┌─ Material supplied

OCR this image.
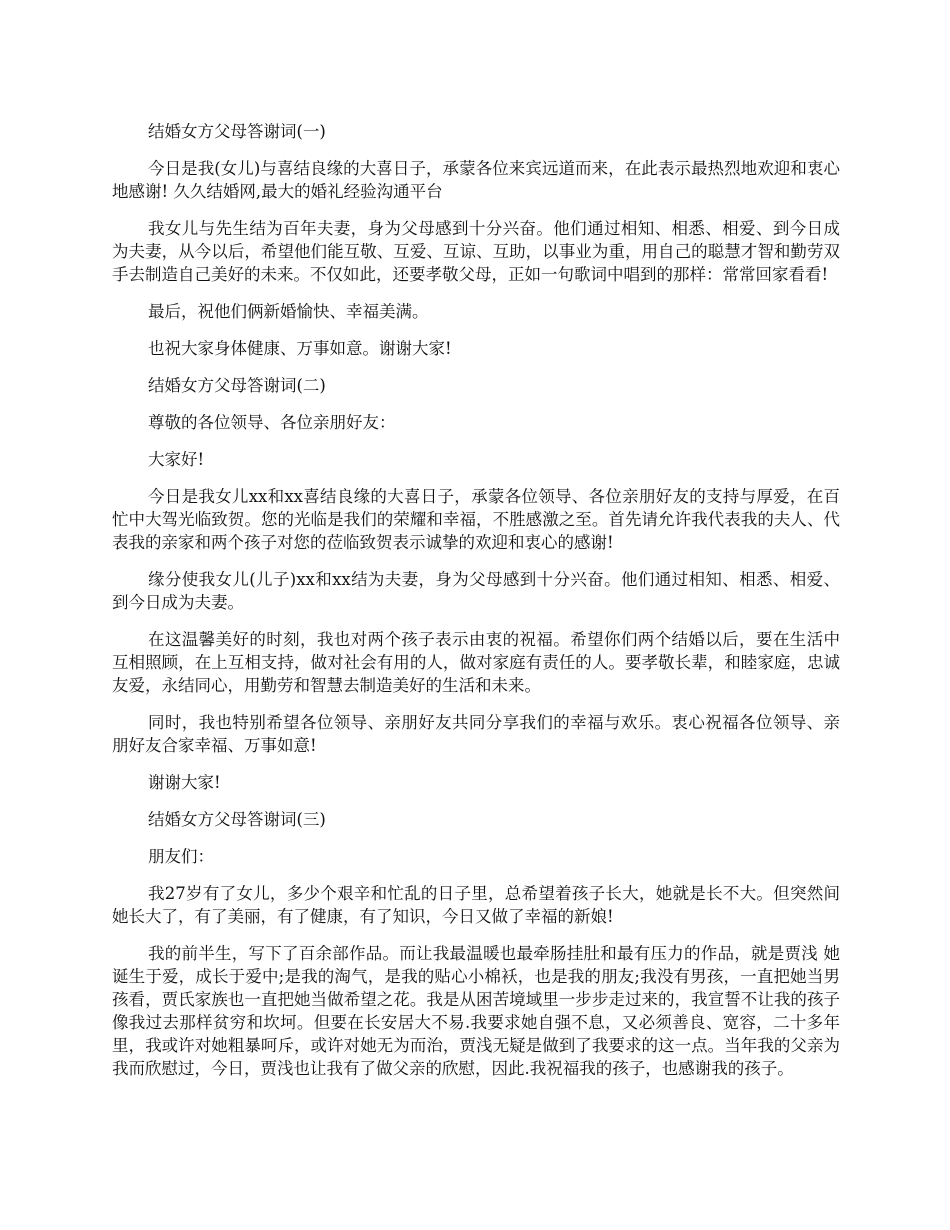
结婚女方父母答谢词(一)

今日是我(女儿)与喜结良缘的大喜日子，承蒙各位来宾远道而来，在此表示最热烈地欢迎和衷心地感谢! 久久结婚网,最大的婚礼经验沟通平台

我女儿与先生结为百年夫妻，身为父母感到十分兴奋。他们通过相知、相悉、相爱、到今日成为夫妻，从今以后，希望他们能互敬、互爱、互谅、互助，以事业为重，用自己的聪慧才智和勤劳双手去制造自己美好的未来。不仅如此，还要孝敬父母，正如一句歌词中唱到的那样：常常回家看看!

最后，祝他们俩新婚愉快、幸福美满。

也祝大家身体健康、万事如意。谢谢大家!

结婚女方父母答谢词(二)

尊敬的各位领导、各位亲朋好友：

大家好!

今日是我女儿xx和xx喜结良缘的大喜日子，承蒙各位领导、各位亲朋好友的支持与厚爱，在百忙中大驾光临致贺。您的光临是我们的荣耀和幸福，不胜感激之至。首先请允许我代表我的夫人、代表我的亲家和两个孩子对您的莅临致贺表示诚挚的欢迎和衷心的感谢!

缘分使我女儿(儿子)xx和xx结为夫妻，身为父母感到十分兴奋。他们通过相知、相悉、相爱、到今日成为夫妻。

在这温馨美好的时刻，我也对两个孩子表示由衷的祝福。希望你们两个结婚以后，要在生活中互相照顾，在上互相支持，做对社会有用的人，做对家庭有责任的人。要孝敬长辈，和睦家庭，忠诚友爱，永结同心，用勤劳和智慧去制造美好的生活和未来。

同时，我也特别希望各位领导、亲朋好友共同分享我们的幸福与欢乐。衷心祝福各位领导、亲朋好友合家幸福、万事如意!

谢谢大家!

结婚女方父母答谢词(三)

朋友们：

我27岁有了女儿，多少个艰辛和忙乱的日子里，总希望着孩子长大，她就是长不大。但突然间她长大了，有了美丽，有了健康，有了知识，今日又做了幸福的新娘!

我的前半生，写下了百余部作品。而让我最温暖也最牵肠挂肚和最有压力的作品，就是贾浅 她诞生于爱，成长于爱中;是我的淘气，是我的贴心小棉袄，也是我的朋友;我没有男孩，一直把她当男孩看，贾氏家族也一直把她当做希望之花。我是从困苦境域里一步步走过来的，我宣誓不让我的孩子像我过去那样贫穷和坎坷。但要在长安居大不易.我要求她自强不息，又必须善良、宽容，二十多年里，我或许对她粗暴呵斥，或许对她无为而治，贾浅无疑是做到了我要求的这一点。当年我的父亲为我而欣慰过，今日，贾浅也让我有了做父亲的欣慰，因此.我祝福我的孩子，也感谢我的孩子。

└─

Pictures are to be left out; the records above must be repeated word for word.

OCR this image.
结婚女方父母答谢词(一)

今日是我(女儿)与喜结良缘的大喜日子，承蒙各位来宾远道而来，在此表示最热烈地欢迎和衷心地感谢! 久久结婚网,最大的婚礼经验沟通平台

我女儿与先生结为百年夫妻，身为父母感到十分兴奋。他们通过相知、相悉、相爱、到今日成为夫妻，从今以后，希望他们能互敬、互爱、互谅、互助，以事业为重，用自己的聪慧才智和勤劳双手去制造自己美好的未来。不仅如此，还要孝敬父母，正如一句歌词中唱到的那样：常常回家看看!

最后，祝他们俩新婚愉快、幸福美满。

也祝大家身体健康、万事如意。谢谢大家!

结婚女方父母答谢词(二)

尊敬的各位领导、各位亲朋好友：

大家好!

今日是我女儿xx和xx喜结良缘的大喜日子，承蒙各位领导、各位亲朋好友的支持与厚爱，在百忙中大驾光临致贺。您的光临是我们的荣耀和幸福，不胜感激之至。首先请允许我代表我的夫人、代表我的亲家和两个孩子对您的莅临致贺表示诚挚的欢迎和衷心的感谢!

缘分使我女儿(儿子)xx和xx结为夫妻，身为父母感到十分兴奋。他们通过相知、相悉、相爱、到今日成为夫妻。

在这温馨美好的时刻，我也对两个孩子表示由衷的祝福。希望你们两个结婚以后，要在生活中互相照顾，在上互相支持，做对社会有用的人，做对家庭有责任的人。要孝敬长辈，和睦家庭，忠诚友爱，永结同心，用勤劳和智慧去制造美好的生活和未来。

同时，我也特别希望各位领导、亲朋好友共同分享我们的幸福与欢乐。衷心祝福各位领导、亲朋好友合家幸福、万事如意!

谢谢大家!

结婚女方父母答谢词(三)

朋友们：

我27岁有了女儿，多少个艰辛和忙乱的日子里，总希望着孩子长大，她就是长不大。但突然间她长大了，有了美丽，有了健康，有了知识，今日又做了幸福的新娘!

我的前半生，写下了百余部作品。而让我最温暖也最牵肠挂肚和最有压力的作品，就是贾浅 她诞生于爱，成长于爱中;是我的淘气，是我的贴心小棉袄，也是我的朋友;我没有男孩，一直把她当男孩看，贾氏家族也一直把她当做希望之花。我是从困苦境域里一步步走过来的，我宣誓不让我的孩子像我过去那样贫穷和坎坷。但要在长安居大不易.我要求她自强不息，又必须善良、宽容，二十多年里，我或许对她粗暴呵斥，或许对她无为而治，贾浅无疑是做到了我要求的这一点。当年我的父亲为我而欣慰过，今日，贾浅也让我有了做父亲的欣慰，因此.我祝福我的孩子，也感谢我的孩子。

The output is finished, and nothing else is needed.